- [Task brief]: Find "Enumerate this screenshot's" in the data below; transcribe the line it appears on and each line after it, exactly, to the end, and nothing else.

- [Rows from a figure dataset]:
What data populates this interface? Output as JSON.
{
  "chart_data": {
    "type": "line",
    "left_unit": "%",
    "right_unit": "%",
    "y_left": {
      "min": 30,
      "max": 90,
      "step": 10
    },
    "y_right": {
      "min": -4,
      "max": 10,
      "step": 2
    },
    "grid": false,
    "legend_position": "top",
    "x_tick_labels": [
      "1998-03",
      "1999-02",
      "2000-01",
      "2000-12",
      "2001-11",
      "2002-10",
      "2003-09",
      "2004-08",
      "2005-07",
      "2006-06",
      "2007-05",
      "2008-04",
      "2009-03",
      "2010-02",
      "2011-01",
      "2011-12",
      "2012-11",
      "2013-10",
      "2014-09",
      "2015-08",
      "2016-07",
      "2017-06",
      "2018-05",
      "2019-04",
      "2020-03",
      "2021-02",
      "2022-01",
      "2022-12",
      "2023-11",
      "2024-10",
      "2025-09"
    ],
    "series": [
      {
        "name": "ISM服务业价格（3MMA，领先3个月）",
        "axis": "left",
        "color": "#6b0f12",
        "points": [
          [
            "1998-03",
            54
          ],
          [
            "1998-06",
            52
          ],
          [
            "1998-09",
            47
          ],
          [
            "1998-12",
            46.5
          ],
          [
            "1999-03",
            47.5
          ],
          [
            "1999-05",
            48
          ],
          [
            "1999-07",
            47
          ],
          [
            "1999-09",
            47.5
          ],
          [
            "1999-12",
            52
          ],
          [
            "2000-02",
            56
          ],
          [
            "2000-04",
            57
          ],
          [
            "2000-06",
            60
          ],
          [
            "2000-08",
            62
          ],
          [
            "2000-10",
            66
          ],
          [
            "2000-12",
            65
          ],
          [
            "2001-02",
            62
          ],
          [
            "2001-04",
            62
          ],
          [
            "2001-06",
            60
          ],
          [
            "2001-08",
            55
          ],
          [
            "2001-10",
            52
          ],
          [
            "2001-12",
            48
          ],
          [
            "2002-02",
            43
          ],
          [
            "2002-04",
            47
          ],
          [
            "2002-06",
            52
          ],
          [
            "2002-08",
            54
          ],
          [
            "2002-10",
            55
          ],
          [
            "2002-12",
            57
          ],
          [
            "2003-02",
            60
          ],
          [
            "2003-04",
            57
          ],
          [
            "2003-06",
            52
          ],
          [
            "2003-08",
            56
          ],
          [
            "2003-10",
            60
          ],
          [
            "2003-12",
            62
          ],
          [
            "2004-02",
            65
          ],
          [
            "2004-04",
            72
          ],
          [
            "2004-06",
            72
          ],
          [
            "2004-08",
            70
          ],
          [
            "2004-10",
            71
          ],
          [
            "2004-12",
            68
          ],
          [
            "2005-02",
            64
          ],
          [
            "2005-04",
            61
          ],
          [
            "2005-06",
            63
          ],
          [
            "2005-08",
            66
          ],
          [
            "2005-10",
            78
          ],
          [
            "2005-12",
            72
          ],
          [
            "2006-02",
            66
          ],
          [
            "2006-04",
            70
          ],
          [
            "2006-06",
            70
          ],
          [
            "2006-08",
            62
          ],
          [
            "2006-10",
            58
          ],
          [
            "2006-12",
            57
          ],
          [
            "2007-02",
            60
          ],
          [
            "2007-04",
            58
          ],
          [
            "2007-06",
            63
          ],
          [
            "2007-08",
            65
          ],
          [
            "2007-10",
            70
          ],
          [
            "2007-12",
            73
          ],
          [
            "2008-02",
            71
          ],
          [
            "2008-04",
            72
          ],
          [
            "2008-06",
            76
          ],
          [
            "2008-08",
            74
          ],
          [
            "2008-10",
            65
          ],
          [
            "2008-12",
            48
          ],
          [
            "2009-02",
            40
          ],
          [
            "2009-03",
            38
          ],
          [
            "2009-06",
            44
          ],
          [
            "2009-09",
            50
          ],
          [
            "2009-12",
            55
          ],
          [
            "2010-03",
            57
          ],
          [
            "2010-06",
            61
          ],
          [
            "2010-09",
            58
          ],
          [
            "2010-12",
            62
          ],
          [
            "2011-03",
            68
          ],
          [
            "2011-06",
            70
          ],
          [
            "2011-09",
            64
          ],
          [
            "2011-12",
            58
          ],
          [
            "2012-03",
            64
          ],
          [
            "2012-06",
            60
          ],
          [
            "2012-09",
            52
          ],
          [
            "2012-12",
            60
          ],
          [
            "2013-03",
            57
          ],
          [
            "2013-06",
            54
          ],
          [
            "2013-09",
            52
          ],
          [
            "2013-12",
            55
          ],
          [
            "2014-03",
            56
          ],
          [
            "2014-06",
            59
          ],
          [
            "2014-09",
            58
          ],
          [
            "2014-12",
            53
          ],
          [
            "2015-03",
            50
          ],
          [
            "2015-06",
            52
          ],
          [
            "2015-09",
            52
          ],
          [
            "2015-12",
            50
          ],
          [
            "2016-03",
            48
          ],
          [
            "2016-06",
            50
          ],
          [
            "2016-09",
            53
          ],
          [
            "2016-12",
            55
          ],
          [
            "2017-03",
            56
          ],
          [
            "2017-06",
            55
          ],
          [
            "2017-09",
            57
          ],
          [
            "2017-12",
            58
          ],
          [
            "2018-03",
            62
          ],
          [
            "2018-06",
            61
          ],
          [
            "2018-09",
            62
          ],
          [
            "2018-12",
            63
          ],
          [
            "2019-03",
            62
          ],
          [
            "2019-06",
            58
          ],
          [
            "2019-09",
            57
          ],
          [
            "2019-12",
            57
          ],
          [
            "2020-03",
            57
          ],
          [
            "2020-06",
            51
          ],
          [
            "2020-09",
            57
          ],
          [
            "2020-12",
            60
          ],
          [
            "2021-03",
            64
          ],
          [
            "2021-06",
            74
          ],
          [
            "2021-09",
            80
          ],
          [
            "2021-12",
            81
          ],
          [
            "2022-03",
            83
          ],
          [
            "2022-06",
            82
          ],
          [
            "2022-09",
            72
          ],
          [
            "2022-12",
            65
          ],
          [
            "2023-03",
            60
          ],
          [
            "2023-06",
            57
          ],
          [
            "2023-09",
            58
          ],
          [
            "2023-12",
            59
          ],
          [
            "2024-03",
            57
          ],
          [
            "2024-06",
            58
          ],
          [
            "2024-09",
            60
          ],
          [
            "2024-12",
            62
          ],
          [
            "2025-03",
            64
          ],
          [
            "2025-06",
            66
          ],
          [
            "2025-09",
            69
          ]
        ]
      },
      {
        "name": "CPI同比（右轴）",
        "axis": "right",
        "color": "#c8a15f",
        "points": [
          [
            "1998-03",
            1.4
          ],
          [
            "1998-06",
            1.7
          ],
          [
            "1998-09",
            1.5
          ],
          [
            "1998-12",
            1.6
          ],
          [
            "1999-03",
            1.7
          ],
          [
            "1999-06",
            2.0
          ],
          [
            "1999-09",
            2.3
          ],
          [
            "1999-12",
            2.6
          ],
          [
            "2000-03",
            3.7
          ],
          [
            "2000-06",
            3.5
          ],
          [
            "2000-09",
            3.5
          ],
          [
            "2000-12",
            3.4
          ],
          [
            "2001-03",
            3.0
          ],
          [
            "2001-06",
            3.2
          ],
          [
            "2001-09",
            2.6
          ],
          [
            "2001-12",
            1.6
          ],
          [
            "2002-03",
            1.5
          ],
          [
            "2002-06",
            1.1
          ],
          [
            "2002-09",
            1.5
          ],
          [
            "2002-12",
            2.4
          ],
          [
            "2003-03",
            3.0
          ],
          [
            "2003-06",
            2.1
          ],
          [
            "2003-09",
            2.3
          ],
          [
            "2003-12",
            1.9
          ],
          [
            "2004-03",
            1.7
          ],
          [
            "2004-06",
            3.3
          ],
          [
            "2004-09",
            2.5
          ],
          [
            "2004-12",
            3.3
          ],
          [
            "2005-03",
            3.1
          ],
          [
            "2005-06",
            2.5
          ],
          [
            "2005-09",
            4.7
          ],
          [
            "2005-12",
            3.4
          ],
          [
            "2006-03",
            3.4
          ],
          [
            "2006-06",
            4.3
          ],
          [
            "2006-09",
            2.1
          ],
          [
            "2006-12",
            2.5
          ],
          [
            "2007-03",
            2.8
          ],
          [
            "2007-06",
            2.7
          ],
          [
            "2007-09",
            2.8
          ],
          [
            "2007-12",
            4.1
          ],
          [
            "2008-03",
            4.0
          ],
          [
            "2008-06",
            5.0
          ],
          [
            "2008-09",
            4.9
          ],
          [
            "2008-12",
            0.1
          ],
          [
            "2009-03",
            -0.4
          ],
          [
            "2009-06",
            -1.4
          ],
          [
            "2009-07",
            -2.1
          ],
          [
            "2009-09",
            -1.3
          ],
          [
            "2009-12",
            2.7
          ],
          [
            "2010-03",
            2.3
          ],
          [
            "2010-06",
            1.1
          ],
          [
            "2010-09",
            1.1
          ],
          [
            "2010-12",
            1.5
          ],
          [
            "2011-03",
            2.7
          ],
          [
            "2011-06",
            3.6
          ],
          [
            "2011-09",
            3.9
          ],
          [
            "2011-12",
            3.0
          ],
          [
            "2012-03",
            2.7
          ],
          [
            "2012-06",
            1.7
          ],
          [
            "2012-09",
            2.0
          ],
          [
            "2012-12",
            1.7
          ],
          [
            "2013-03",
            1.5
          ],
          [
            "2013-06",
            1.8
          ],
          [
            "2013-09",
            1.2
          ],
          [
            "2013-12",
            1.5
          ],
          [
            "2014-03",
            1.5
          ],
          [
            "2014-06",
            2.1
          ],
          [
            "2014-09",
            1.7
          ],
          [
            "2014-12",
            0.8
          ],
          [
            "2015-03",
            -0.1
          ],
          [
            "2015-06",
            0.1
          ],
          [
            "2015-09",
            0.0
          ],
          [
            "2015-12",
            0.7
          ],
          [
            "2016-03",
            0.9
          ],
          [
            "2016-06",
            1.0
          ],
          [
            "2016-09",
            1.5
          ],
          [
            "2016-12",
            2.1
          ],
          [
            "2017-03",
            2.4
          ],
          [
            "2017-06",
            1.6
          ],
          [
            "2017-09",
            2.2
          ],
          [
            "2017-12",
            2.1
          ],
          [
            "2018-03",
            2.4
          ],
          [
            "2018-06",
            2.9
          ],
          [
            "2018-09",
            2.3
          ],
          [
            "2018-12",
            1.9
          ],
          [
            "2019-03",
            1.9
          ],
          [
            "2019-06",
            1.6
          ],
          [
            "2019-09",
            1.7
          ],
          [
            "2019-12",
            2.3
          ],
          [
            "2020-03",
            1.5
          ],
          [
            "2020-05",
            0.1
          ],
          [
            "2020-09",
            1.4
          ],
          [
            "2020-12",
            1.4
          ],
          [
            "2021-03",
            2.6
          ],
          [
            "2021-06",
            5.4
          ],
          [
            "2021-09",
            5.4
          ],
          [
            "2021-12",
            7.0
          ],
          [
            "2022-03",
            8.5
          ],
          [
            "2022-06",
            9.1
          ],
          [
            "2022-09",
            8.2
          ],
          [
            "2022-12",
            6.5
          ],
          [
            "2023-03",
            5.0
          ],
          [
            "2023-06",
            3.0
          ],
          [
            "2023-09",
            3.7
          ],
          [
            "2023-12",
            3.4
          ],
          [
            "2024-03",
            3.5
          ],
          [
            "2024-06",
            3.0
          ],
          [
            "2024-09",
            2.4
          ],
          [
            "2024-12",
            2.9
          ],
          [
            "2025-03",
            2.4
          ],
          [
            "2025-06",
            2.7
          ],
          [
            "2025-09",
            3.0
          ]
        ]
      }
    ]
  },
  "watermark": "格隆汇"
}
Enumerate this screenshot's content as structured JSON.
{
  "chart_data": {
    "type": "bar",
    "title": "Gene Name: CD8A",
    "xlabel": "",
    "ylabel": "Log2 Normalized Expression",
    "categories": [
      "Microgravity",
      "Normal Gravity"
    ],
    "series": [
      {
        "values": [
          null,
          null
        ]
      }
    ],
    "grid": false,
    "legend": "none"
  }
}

- [Output for this exercise]:
Enumerate this screenshot's content as structured JSON.
{
  "chart_data": {
    "type": "bar",
    "title": "Gene Name: CD8A",
    "xlabel": "",
    "ylabel": "Log2 Normalized Expression",
    "categories": [
      "Microgravity",
      "Normal Gravity"
    ],
    "series": [
      {
        "values": [
          null,
          null
        ]
      }
    ],
    "grid": false,
    "legend": "none"
  }
}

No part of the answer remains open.